(A run of records)
....

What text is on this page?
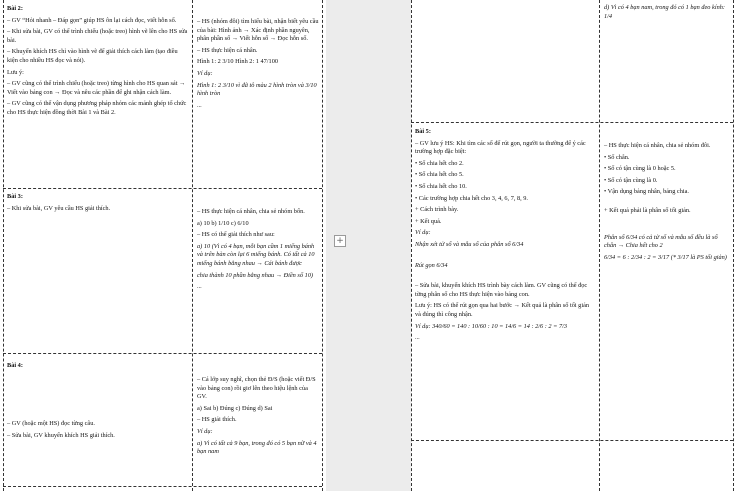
Bài 2:

– GV “Hỏi nhanh – Đáp gọn” giúp HS ôn lại cách đọc, viết hỗn số.

– Khi sửa bài, GV có thể trình chiếu (hoặc treo) hình vẽ lên cho HS sửa bài.

– Khuyến khích HS chỉ vào hình vẽ để giải thích cách làm (tạo điều kiện cho nhiều HS đọc và nói).

Lưu ý:

– GV cũng có thể trình chiếu (hoặc treo) từng hình cho HS quan sát → Viết vào bảng con → Đọc và nêu các phần để ghi nhận cách làm.

– GV cũng có thể vận dụng phương pháp nhóm các mảnh ghép tổ chức cho HS thực hiện đồng thời Bài 1 và Bài 2.

– HS (nhóm đôi) tìm hiểu bài, nhận biết yêu cầu của bài: Hình ảnh → Xác định phần nguyên, phân phần số → Viết hỗn số → Đọc hỗn số.

– HS thực hiện cá nhân.

Hình 1: 2 3/10 Hình 2: 1 47/100

Ví dụ:

Hình 1: 2 3/10 vì đã tô màu 2 hình tròn và 3/10 hình tròn

...

Bài 3:

– Khi sửa bài, GV yêu cầu HS giải thích.	– HS thực hiện cá nhân, chia sẻ nhóm bốn.

a) 10 b) 1/10 c) 6/10

– HS có thể giải thích như sau:

a) 10 (Vì có 4 bạn, mỗi bạn cầm 1 miếng bánh và trên bàn còn lại 6 miếng bánh. Có tất cả 10 miếng bánh bằng nhau → Cái bánh được

chia thành 10 phần bằng nhau → Điền số 10)

...

Bài 4:

– GV (hoặc một HS) đọc từng câu.

– Sửa bài, GV khuyến khích HS giải thích.

– Cá lớp suy nghĩ, chọn thẻ Đ/S (hoặc viết Đ/S vào bảng con) rồi giơ lên theo hiệu lệnh của GV.

a) Sai b) Đúng c) Đúng d) Sai

– HS giải thích.

Ví dụ:

a) Vì có tất cả 9 bạn, trong đó có 5 bạn nữ và 4 bạn nam

+

d) Vì có 4 bạn nam, trong đó có 1 bạn đeo kính: 1/4

Bài 5:

– GV lưu ý HS: Khi tìm các số để rút gọn, người ta thường để ý các trường hợp đặc biệt:

• Số chia hết cho 2.

• Số chia hết cho 5.

• Số chia hết cho 10.

• Các trường hợp chia hết cho 3, 4, 6, 7, 8, 9.

+ Cách trình bày.

+ Kết quả.

Ví dụ:

Nhận xét tử số và mẫu số của phân số 6/34

Rút gọn 6/34

– Sửa bài, khuyến khích HS trình bày cách làm. GV cũng có thể đọc từng phân số cho HS thực hiện vào bảng con.

Lưu ý: HS có thể rút gọn qua hai bước → Kết quả là phân số tối giản và đúng thì công nhận.

Ví dụ: 340/60 = 140 : 10/60 : 10 = 14/6 = 14 : 2/6 : 2 = 7/3

...

– HS thực hiện cá nhân, chia sẻ nhóm đôi.

• Số chẵn.

• Số có tận cùng là 0 hoặc 5.

• Số có tận cùng là 0.

• Vận dụng bảng nhân, bảng chia.

+ Kết quả phải là phân số tối giản.

Phân số 6/34 có cả tử số và mẫu số đều là số chẵn → Chia hết cho 2

6/34 = 6 : 2/34 : 2 = 3/17 (* 3/17 là PS tối giản)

....

- _Written request_: Find every line of the data that holds the string "phần", then say how many there are and nothing else.

- _Exercise output_: 3